START TASK MATERIAL
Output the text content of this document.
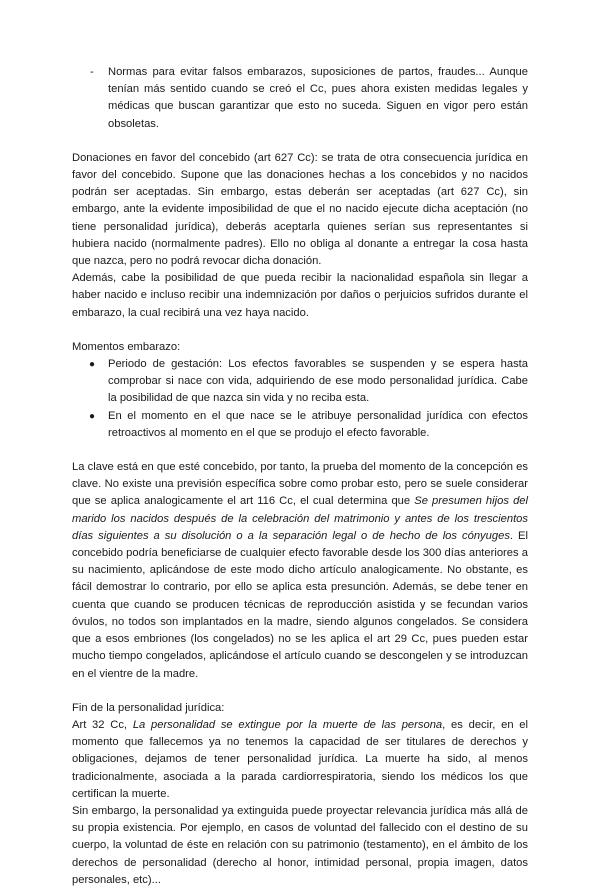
- Normas para evitar falsos embarazos, suposiciones de partos, fraudes... Aunque tenían más sentido cuando se creó el Cc, pues ahora existen medidas legales y médicas que buscan garantizar que esto no suceda. Siguen en vigor pero están obsoletas.

Donaciones en favor del concebido (art 627 Cc): se trata de otra consecuencia jurídica en favor del concebido. Supone que las donaciones hechas a los concebidos y no nacidos podrán ser aceptadas. Sin embargo, estas deberán ser aceptadas (art 627 Cc), sin embargo, ante la evidente imposibilidad de que el no nacido ejecute dicha aceptación (no tiene personalidad jurídica), deberás aceptarla quienes serían sus representantes si hubiera nacido (normalmente padres). Ello no obliga al donante a entregar la cosa hasta que nazca, pero no podrá revocar dicha donación.

Además, cabe la posibilidad de que pueda recibir la nacionalidad española sin llegar a haber nacido e incluso recibir una indemnización por daños o perjuicios sufridos durante el embarazo, la cual recibirá una vez haya nacido.

Momentos embarazo:

● Periodo de gestación: Los efectos favorables se suspenden y se espera hasta comprobar si nace con vida, adquiriendo de ese modo personalidad jurídica. Cabe la posibilidad de que nazca sin vida y no reciba esta.
● En el momento en el que nace se le atribuye personalidad jurídica con efectos retroactivos al momento en el que se produjo el efecto favorable.

La clave está en que esté concebido, por tanto, la prueba del momento de la concepción es clave. No existe una previsión específica sobre como probar esto, pero se suele considerar que se aplica analogicamente el art 116 Cc, el cual determina que Se presumen hijos del marido los nacidos después de la celebración del matrimonio y antes de los trescientos días siguientes a su disolución o a la separación legal o de hecho de los cónyuges. El concebido podría beneficiarse de cualquier efecto favorable desde los 300 días anteriores a su nacimiento, aplicándose de este modo dicho artículo analogicamente. No obstante, es fácil demostrar lo contrario, por ello se aplica esta presunción. Además, se debe tener en cuenta que cuando se producen técnicas de reproducción asistida y se fecundan varios óvulos, no todos son implantados en la madre, siendo algunos congelados. Se considera que a esos embriones (los congelados) no se les aplica el art 29 Cc, pues pueden estar mucho tiempo congelados, aplicándose el artículo cuando se descongelen y se introduzcan en el vientre de la madre.

Fin de la personalidad jurídica:

Art 32 Cc, La personalidad se extingue por la muerte de las persona, es decir, en el momento que fallecemos ya no tenemos la capacidad de ser titulares de derechos y obligaciones, dejamos de tener personalidad jurídica. La muerte ha sido, al menos tradicionalmente, asociada a la parada cardiorrespiratoria, siendo los médicos los que certifican la muerte.

Sin embargo, la personalidad ya extinguida puede proyectar relevancia jurídica más allá de su propia existencia. Por ejemplo, en casos de voluntad del fallecido con el destino de su cuerpo, la voluntad de éste en relación con su patrimonio (testamento), en el ámbito de los derechos de personalidad (derecho al honor, intimidad personal, propia imagen, datos personales, etc)...
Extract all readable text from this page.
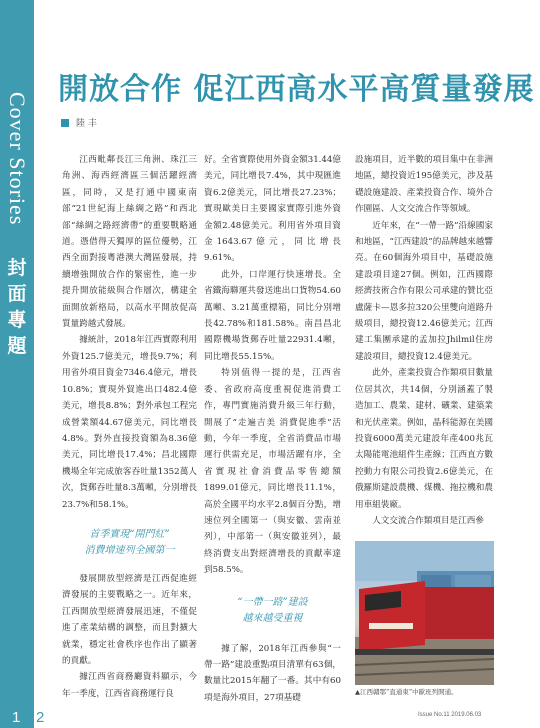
Cover Stories
封
面
專
題
1 2
開放合作 促江西高水平高質量發展
陸 丰

江西毗鄰長江三角洲、珠江三角洲、海西經濟區三個活躍經濟區，同時，又是打通中國東南部“21世紀海上絲綢之路”和西北部“絲綢之路經濟帶”的重要戰略通道。憑借得天獨厚的區位優勢，江西全面對接粵港澳大灣區發展，持續增強開放合作的緊密性，進一步提升開放能級與合作層次，構建全面開放新格局，以高水平開放促高質量跨越式發展。

據統計，2018年江西實際利用外資125.7億美元，增長9.7%；利用省外項目資金7346.4億元，增長10.8%；實現外貿進出口482.4億美元，增長8.8%；對外承包工程完成營業額44.67億美元，同比增長4.8%。對外直接投資額為8.36億美元，同比增長17.4%；昌北國際機場全年完成旅客吞吐量1352萬人次，貨郵吞吐量8.3萬噸，分別增長23.7%和58.1%。

首季實現“開門紅”
消費增速列全國第一

發展開放型經濟是江西促進經濟發展的主要戰略之一。近年來，江西開放型經濟發展迅速，不僅促進了產業結構的調整，而且對擴大就業，穩定社會秩序也作出了顯著的貢獻。

據江西省商務廳資料顯示，今年一季度，江西省商務運行良

好。全省實際使用外資金額31.44億美元，同比增長7.4%，其中現匯進資6.2億美元，同比增長27.23%；實現歐美日主要國家實際引進外資金額2.48億美元。利用省外項目資金1643.67億元，同比增長9.61%。

此外，口岸運行快速增長。全省鐵海聯運共發送進出口貨物54.60萬噸、3.21萬重標箱，同比分別增長42.78%和181.58%。南昌昌北國際機場貨郵吞吐量22931.4噸，同比增長55.15%。

特別值得一提的是，江西省委、省政府高度重視促進消費工作，專門實施消費升級三年行動，開展了“走遍吉美 消費促進季”活動，今年一季度，全省消費品市場運行供需充足，市場活躍有序，全省實現社會消費品零售總額1899.01億元，同比增長11.1%，高於全國平均水平2.8個百分點，增速位列全國第一（與安徽、雲南並列），中部第一（與安徽並列），最終消費支出對經濟增長的貢獻率達到58.5%。

“一帶一路”建設
越來越受重視

據了解，2018年江西參與“一帶一路”建設重點項目清單有63個，數量比2015年翻了一番。其中有60項是海外項目，27項基礎

設施項目，近半數的項目集中在非洲地區，總投資近195億美元，涉及基礎設施建設、產業投資合作、境外合作園區、人文交流合作等領域。

近年來，在“一帶一路”沿線國家和地區，“江西建設”的品牌越來越響亮。在60個海外項目中，基礎設施建設項目達27個。例如，江西國際經濟技術合作有限公司承建的贊比亞盧薩卡—恩多拉320公里雙向道路升級項目，總投資12.46億美元；江西建工集團承建的孟加拉Jhilmil住房建設項目，總投資12.4億美元。

此外，產業投資合作類項目數量位居其次，共14個，分別涵蓋了製造加工、農業、建材、礦業、建築業和光伏產業。例如，晶科能源在美國投資6000萬美元建設年產400兆瓦太陽能電池組件生產線；江西直方數控動力有限公司投資2.6億美元，在俄羅斯建設農機、煤機、拖拉機和農用車組裝廠。

人文交流合作類項目是江西參

▲江西贛鄂“直通東”中歐班列開通。
Issue No.11 2019.06.03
END TASK MATERIAL
EXERCISE: Repeat the records above exactly, leaving out the pictures.

RESULT OF THE TASK:
Output the text content of this document.
- Normas para evitar falsos embarazos, suposiciones de partos, fraudes... Aunque tenían más sentido cuando se creó el Cc, pues ahora existen medidas legales y médicas que buscan garantizar que esto no suceda. Siguen en vigor pero están obsoletas.

Donaciones en favor del concebido (art 627 Cc): se trata de otra consecuencia jurídica en favor del concebido. Supone que las donaciones hechas a los concebidos y no nacidos podrán ser aceptadas. Sin embargo, estas deberán ser aceptadas (art 627 Cc), sin embargo, ante la evidente imposibilidad de que el no nacido ejecute dicha aceptación (no tiene personalidad jurídica), deberás aceptarla quienes serían sus representantes si hubiera nacido (normalmente padres). Ello no obliga al donante a entregar la cosa hasta que nazca, pero no podrá revocar dicha donación.

Además, cabe la posibilidad de que pueda recibir la nacionalidad española sin llegar a haber nacido e incluso recibir una indemnización por daños o perjuicios sufridos durante el embarazo, la cual recibirá una vez haya nacido.

Momentos embarazo:

● Periodo de gestación: Los efectos favorables se suspenden y se espera hasta comprobar si nace con vida, adquiriendo de ese modo personalidad jurídica. Cabe la posibilidad de que nazca sin vida y no reciba esta.
● En el momento en el que nace se le atribuye personalidad jurídica con efectos retroactivos al momento en el que se produjo el efecto favorable.

La clave está en que esté concebido, por tanto, la prueba del momento de la concepción es clave. No existe una previsión específica sobre como probar esto, pero se suele considerar que se aplica analogicamente el art 116 Cc, el cual determina que Se presumen hijos del marido los nacidos después de la celebración del matrimonio y antes de los trescientos días siguientes a su disolución o a la separación legal o de hecho de los cónyuges. El concebido podría beneficiarse de cualquier efecto favorable desde los 300 días anteriores a su nacimiento, aplicándose de este modo dicho artículo analogicamente. No obstante, es fácil demostrar lo contrario, por ello se aplica esta presunción. Además, se debe tener en cuenta que cuando se producen técnicas de reproducción asistida y se fecundan varios óvulos, no todos son implantados en la madre, siendo algunos congelados. Se considera que a esos embriones (los congelados) no se les aplica el art 29 Cc, pues pueden estar mucho tiempo congelados, aplicándose el artículo cuando se descongelen y se introduzcan en el vientre de la madre.

Fin de la personalidad jurídica:

Art 32 Cc, La personalidad se extingue por la muerte de las persona, es decir, en el momento que fallecemos ya no tenemos la capacidad de ser titulares de derechos y obligaciones, dejamos de tener personalidad jurídica. La muerte ha sido, al menos tradicionalmente, asociada a la parada cardiorrespiratoria, siendo los médicos los que certifican la muerte.

Sin embargo, la personalidad ya extinguida puede proyectar relevancia jurídica más allá de su propia existencia. Por ejemplo, en casos de voluntad del fallecido con el destino de su cuerpo, la voluntad de éste en relación con su patrimonio (testamento), en el ámbito de los derechos de personalidad (derecho al honor, intimidad personal, propia imagen, datos personales, etc)...
Extract all readable text from this page.
Cover Stories
封
面
專
題
1 2
開放合作 促江西高水平高質量發展
陸 丰

江西毗鄰長江三角洲、珠江三角洲、海西經濟區三個活躍經濟區，同時，又是打通中國東南部“21世紀海上絲綢之路”和西北部“絲綢之路經濟帶”的重要戰略通道。憑借得天獨厚的區位優勢，江西全面對接粵港澳大灣區發展，持續增強開放合作的緊密性，進一步提升開放能級與合作層次，構建全面開放新格局，以高水平開放促高質量跨越式發展。

據統計，2018年江西實際利用外資125.7億美元，增長9.7%；利用省外項目資金7346.4億元，增長10.8%；實現外貿進出口482.4億美元，增長8.8%；對外承包工程完成營業額44.67億美元，同比增長4.8%。對外直接投資額為8.36億美元，同比增長17.4%；昌北國際機場全年完成旅客吞吐量1352萬人次，貨郵吞吐量8.3萬噸，分別增長23.7%和58.1%。

首季實現“開門紅”
消費增速列全國第一

發展開放型經濟是江西促進經濟發展的主要戰略之一。近年來，江西開放型經濟發展迅速，不僅促進了產業結構的調整，而且對擴大就業，穩定社會秩序也作出了顯著的貢獻。

據江西省商務廳資料顯示，今年一季度，江西省商務運行良

好。全省實際使用外資金額31.44億美元，同比增長7.4%，其中現匯進資6.2億美元，同比增長27.23%；實現歐美日主要國家實際引進外資金額2.48億美元。利用省外項目資金1643.67億元，同比增長9.61%。

此外，口岸運行快速增長。全省鐵海聯運共發送進出口貨物54.60萬噸、3.21萬重標箱，同比分別增長42.78%和181.58%。南昌昌北國際機場貨郵吞吐量22931.4噸，同比增長55.15%。

特別值得一提的是，江西省委、省政府高度重視促進消費工作，專門實施消費升級三年行動，開展了“走遍吉美 消費促進季”活動，今年一季度，全省消費品市場運行供需充足，市場活躍有序，全省實現社會消費品零售總額1899.01億元，同比增長11.1%，高於全國平均水平2.8個百分點，增速位列全國第一（與安徽、雲南並列），中部第一（與安徽並列），最終消費支出對經濟增長的貢獻率達到58.5%。

“一帶一路”建設
越來越受重視

據了解，2018年江西參與“一帶一路”建設重點項目清單有63個，數量比2015年翻了一番。其中有60項是海外項目，27項基礎

設施項目，近半數的項目集中在非洲地區，總投資近195億美元，涉及基礎設施建設、產業投資合作、境外合作園區、人文交流合作等領域。

近年來，在“一帶一路”沿線國家和地區，“江西建設”的品牌越來越響亮。在60個海外項目中，基礎設施建設項目達27個。例如，江西國際經濟技術合作有限公司承建的贊比亞盧薩卡—恩多拉320公里雙向道路升級項目，總投資12.46億美元；江西建工集團承建的孟加拉Jhilmil住房建設項目，總投資12.4億美元。

此外，產業投資合作類項目數量位居其次，共14個，分別涵蓋了製造加工、農業、建材、礦業、建築業和光伏產業。例如，晶科能源在美國投資6000萬美元建設年產400兆瓦太陽能電池組件生產線；江西直方數控動力有限公司投資2.6億美元，在俄羅斯建設農機、煤機、拖拉機和農用車組裝廠。

人文交流合作類項目是江西參

▲江西贛鄂“直通東”中歐班列開通。
Issue No.11 2019.06.03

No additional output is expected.